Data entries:
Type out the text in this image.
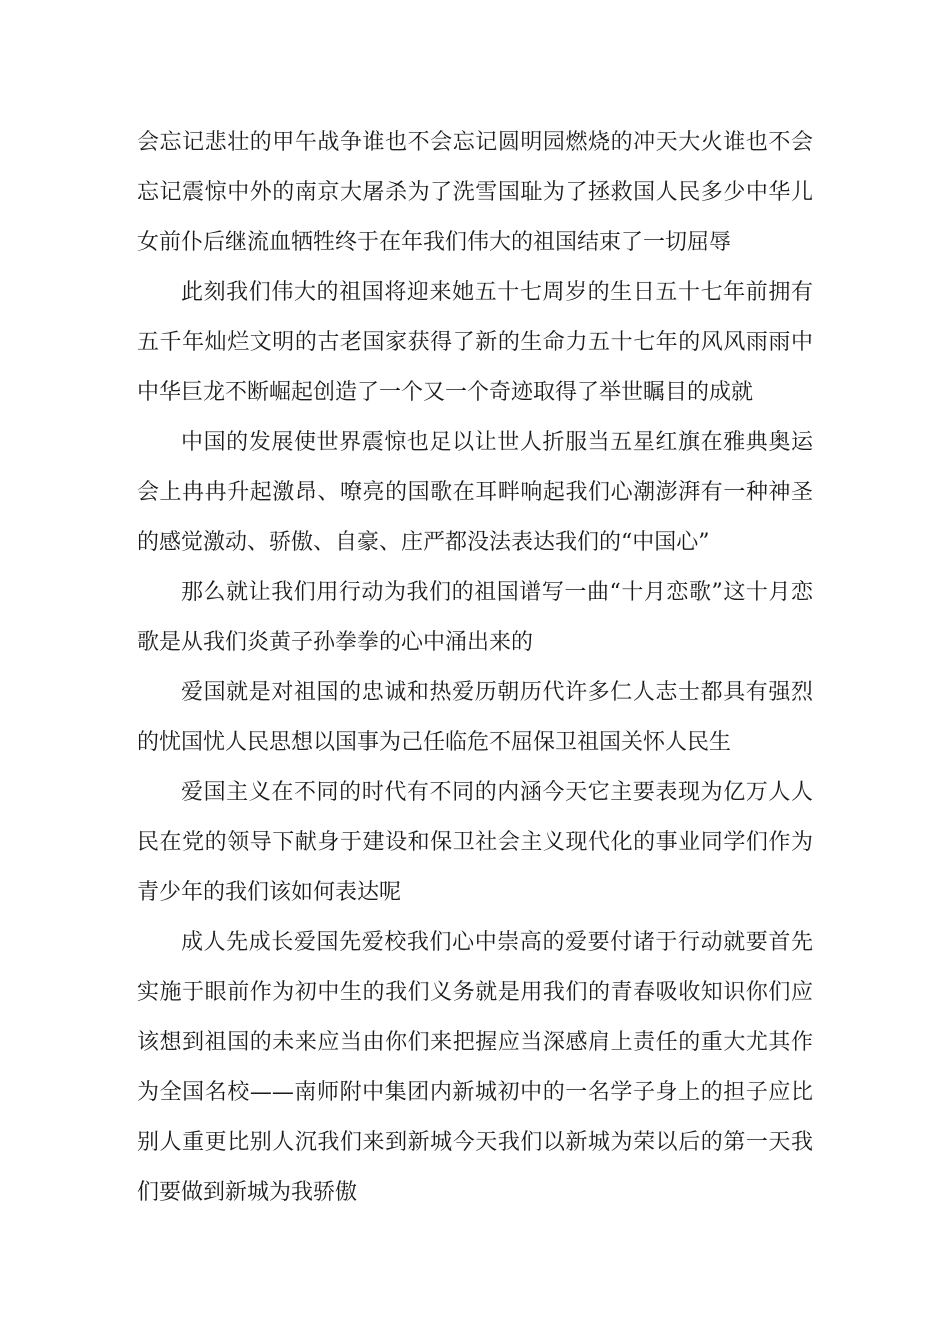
会忘记悲壮的甲午战争谁也不会忘记圆明园燃烧的冲天大火谁也不会忘记震惊中外的南京大屠杀为了洗雪国耻为了拯救国人民多少中华儿女前仆后继流血牺牲终于在年我们伟大的祖国结束了一切屈辱

此刻我们伟大的祖国将迎来她五十七周岁的生日五十七年前拥有五千年灿烂文明的古老国家获得了新的生命力五十七年的风风雨雨中中华巨龙不断崛起创造了一个又一个奇迹取得了举世瞩目的成就

中国的发展使世界震惊也足以让世人折服当五星红旗在雅典奥运会上冉冉升起激昂、嘹亮的国歌在耳畔响起我们心潮澎湃有一种神圣的感觉激动、骄傲、自豪、庄严都没法表达我们的“中国心”

那么就让我们用行动为我们的祖国谱写一曲“十月恋歌”这十月恋歌是从我们炎黄子孙拳拳的心中涌出来的

爱国就是对祖国的忠诚和热爱历朝历代许多仁人志士都具有强烈的忧国忧人民思想以国事为己任临危不屈保卫祖国关怀人民生

爱国主义在不同的时代有不同的内涵今天它主要表现为亿万人人民在党的领导下献身于建设和保卫社会主义现代化的事业同学们作为青少年的我们该如何表达呢

成人先成长爱国先爱校我们心中崇高的爱要付诸于行动就要首先实施于眼前作为初中生的我们义务就是用我们的青春吸收知识你们应该想到祖国的未来应当由你们来把握应当深感肩上责任的重大尤其作为全国名校——南师附中集团内新城初中的一名学子身上的担子应比别人重更比别人沉我们来到新城今天我们以新城为荣以后的第一天我们要做到新城为我骄傲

▸ What is asked
Copy each line in full and exactly, omitting any picture.

▸ Expected answer
Type out the text in this image.
会忘记悲壮的甲午战争谁也不会忘记圆明园燃烧的冲天大火谁也不会忘记震惊中外的南京大屠杀为了洗雪国耻为了拯救国人民多少中华儿女前仆后继流血牺牲终于在年我们伟大的祖国结束了一切屈辱

此刻我们伟大的祖国将迎来她五十七周岁的生日五十七年前拥有五千年灿烂文明的古老国家获得了新的生命力五十七年的风风雨雨中中华巨龙不断崛起创造了一个又一个奇迹取得了举世瞩目的成就

中国的发展使世界震惊也足以让世人折服当五星红旗在雅典奥运会上冉冉升起激昂、嘹亮的国歌在耳畔响起我们心潮澎湃有一种神圣的感觉激动、骄傲、自豪、庄严都没法表达我们的“中国心”

那么就让我们用行动为我们的祖国谱写一曲“十月恋歌”这十月恋歌是从我们炎黄子孙拳拳的心中涌出来的

爱国就是对祖国的忠诚和热爱历朝历代许多仁人志士都具有强烈的忧国忧人民思想以国事为己任临危不屈保卫祖国关怀人民生

爱国主义在不同的时代有不同的内涵今天它主要表现为亿万人人民在党的领导下献身于建设和保卫社会主义现代化的事业同学们作为青少年的我们该如何表达呢

成人先成长爱国先爱校我们心中崇高的爱要付诸于行动就要首先实施于眼前作为初中生的我们义务就是用我们的青春吸收知识你们应该想到祖国的未来应当由你们来把握应当深感肩上责任的重大尤其作为全国名校——南师附中集团内新城初中的一名学子身上的担子应比别人重更比别人沉我们来到新城今天我们以新城为荣以后的第一天我们要做到新城为我骄傲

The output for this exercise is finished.